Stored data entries
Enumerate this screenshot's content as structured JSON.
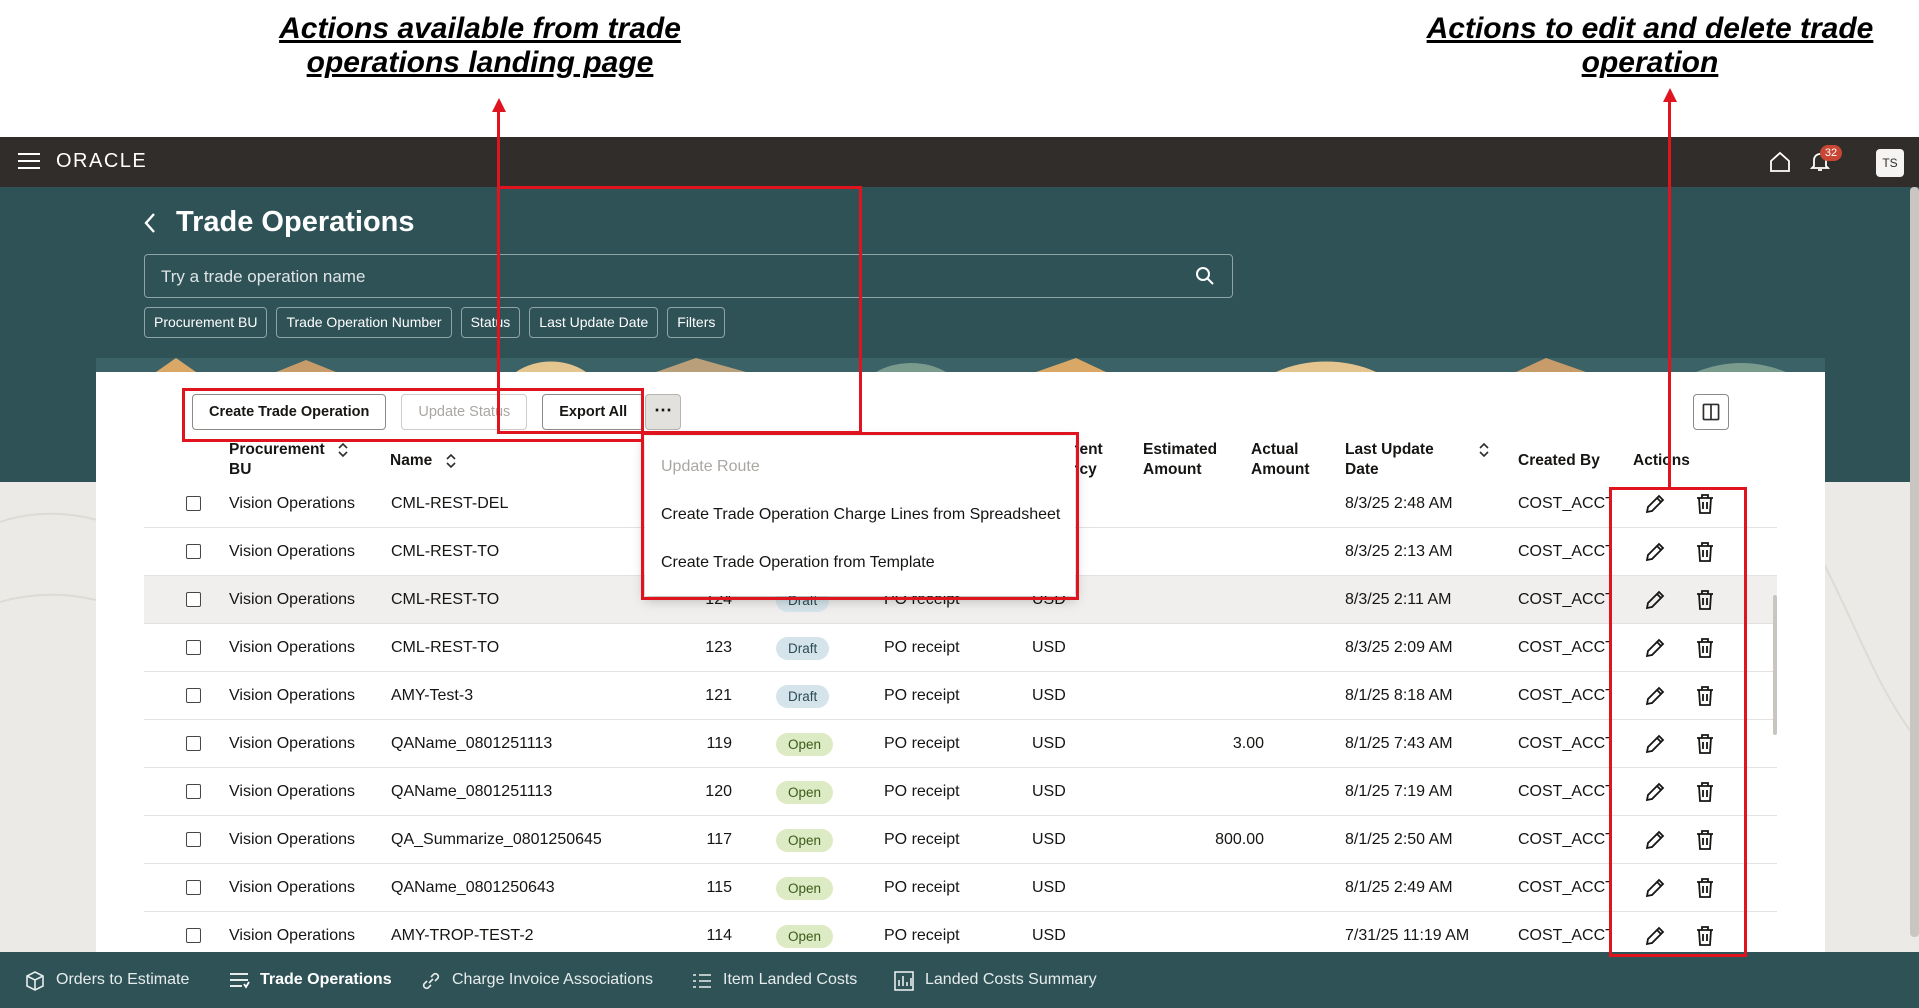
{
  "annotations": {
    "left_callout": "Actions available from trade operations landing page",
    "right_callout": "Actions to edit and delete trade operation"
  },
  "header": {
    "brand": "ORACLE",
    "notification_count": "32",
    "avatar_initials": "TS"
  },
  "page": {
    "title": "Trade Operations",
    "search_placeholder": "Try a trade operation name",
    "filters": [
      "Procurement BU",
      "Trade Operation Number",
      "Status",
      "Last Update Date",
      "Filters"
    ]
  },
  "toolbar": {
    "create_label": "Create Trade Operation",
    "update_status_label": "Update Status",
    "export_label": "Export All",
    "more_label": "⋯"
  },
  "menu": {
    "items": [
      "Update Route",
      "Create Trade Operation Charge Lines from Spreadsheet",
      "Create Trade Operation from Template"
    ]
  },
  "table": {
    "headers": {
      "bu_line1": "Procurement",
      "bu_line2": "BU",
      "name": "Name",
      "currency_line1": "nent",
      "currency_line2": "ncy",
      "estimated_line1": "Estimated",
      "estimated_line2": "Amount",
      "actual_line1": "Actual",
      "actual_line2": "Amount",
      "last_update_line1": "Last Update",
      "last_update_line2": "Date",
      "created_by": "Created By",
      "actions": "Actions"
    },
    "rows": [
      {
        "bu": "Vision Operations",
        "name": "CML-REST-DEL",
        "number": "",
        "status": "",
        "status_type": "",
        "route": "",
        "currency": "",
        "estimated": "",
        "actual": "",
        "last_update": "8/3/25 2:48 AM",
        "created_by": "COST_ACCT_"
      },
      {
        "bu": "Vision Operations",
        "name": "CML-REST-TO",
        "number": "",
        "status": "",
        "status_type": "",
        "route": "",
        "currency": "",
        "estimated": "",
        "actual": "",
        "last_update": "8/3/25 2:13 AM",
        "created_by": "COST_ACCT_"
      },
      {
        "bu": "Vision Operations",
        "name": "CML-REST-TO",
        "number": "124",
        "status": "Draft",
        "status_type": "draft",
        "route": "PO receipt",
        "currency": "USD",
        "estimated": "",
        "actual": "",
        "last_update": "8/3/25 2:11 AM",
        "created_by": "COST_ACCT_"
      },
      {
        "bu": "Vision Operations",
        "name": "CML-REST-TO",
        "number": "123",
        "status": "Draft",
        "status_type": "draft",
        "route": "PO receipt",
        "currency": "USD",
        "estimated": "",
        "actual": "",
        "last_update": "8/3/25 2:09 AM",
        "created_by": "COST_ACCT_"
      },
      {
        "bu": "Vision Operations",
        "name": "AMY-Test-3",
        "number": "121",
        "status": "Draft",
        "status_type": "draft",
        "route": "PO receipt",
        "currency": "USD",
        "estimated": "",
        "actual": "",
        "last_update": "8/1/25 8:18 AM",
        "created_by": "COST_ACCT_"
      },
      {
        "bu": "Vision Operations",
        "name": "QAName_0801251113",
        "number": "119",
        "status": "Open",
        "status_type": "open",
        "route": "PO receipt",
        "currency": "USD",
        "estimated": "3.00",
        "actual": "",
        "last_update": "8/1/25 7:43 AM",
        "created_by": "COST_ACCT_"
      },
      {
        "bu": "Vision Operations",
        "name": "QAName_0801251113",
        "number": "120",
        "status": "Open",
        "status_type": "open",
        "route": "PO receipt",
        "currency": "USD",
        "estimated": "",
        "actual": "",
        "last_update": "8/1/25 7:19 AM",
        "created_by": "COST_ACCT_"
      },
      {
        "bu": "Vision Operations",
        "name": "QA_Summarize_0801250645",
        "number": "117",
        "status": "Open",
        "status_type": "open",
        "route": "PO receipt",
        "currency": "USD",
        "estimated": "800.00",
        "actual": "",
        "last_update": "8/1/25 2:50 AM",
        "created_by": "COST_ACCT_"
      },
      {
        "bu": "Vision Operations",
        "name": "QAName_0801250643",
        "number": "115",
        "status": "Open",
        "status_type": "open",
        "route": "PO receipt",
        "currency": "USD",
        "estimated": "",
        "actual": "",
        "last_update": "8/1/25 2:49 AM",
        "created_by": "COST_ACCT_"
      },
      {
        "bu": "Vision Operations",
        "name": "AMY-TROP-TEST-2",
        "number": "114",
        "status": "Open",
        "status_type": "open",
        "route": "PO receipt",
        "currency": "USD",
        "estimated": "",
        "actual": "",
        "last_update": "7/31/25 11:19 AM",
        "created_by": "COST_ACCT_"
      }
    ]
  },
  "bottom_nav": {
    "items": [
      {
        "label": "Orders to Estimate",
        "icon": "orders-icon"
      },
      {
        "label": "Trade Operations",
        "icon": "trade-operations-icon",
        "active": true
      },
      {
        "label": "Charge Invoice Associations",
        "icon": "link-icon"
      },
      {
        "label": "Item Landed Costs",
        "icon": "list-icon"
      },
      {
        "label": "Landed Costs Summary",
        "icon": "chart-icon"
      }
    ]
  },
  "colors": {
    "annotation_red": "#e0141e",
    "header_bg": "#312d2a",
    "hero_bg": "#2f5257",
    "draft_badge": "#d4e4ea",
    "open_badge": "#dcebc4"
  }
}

==

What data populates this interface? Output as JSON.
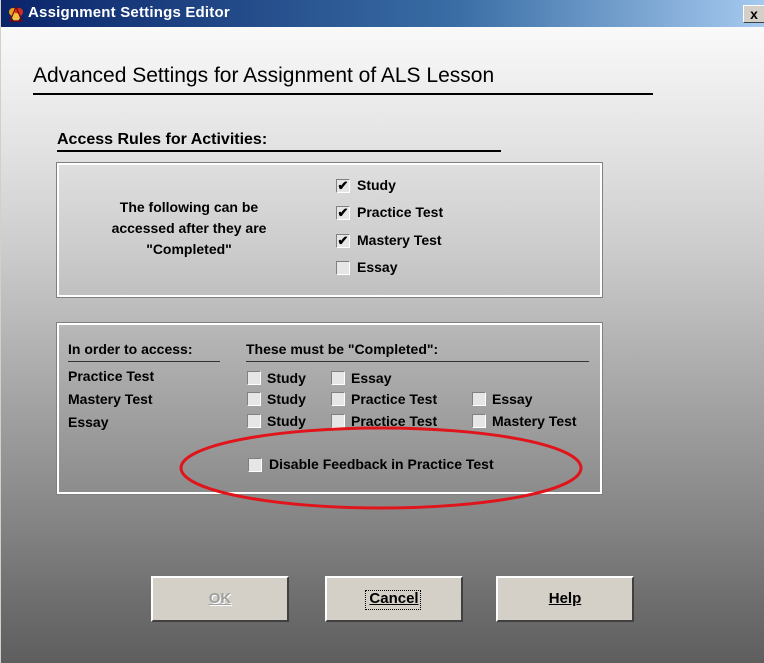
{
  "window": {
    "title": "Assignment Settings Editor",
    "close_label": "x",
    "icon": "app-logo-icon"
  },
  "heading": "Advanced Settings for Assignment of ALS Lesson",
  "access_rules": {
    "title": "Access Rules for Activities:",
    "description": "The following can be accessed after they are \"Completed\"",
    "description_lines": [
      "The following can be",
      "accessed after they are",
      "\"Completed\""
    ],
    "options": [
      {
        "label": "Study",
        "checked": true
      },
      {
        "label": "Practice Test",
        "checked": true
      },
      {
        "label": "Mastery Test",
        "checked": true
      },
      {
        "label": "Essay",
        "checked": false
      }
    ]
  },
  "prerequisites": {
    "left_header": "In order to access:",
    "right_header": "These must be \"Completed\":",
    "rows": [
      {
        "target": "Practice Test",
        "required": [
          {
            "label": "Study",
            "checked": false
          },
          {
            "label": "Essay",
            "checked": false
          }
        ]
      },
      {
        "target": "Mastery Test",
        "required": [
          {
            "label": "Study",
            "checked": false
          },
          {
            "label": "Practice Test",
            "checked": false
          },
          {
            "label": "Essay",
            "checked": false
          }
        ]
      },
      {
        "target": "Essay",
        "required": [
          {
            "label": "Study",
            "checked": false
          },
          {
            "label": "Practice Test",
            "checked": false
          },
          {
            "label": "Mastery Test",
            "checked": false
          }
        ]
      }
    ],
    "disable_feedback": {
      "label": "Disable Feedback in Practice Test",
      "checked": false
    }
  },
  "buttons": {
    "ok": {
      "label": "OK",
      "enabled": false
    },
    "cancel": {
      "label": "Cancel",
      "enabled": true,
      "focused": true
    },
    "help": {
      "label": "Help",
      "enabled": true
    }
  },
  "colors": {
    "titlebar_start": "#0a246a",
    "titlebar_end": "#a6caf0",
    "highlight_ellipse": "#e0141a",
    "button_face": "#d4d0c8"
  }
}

**PROBLEM DESCRIPTION:**
Identify every line where the string "Mastery" appears.

**FULL OUTPUT:**
        "label": "Mastery Test",
        "target": "Mastery Test",
            "label": "Mastery Test",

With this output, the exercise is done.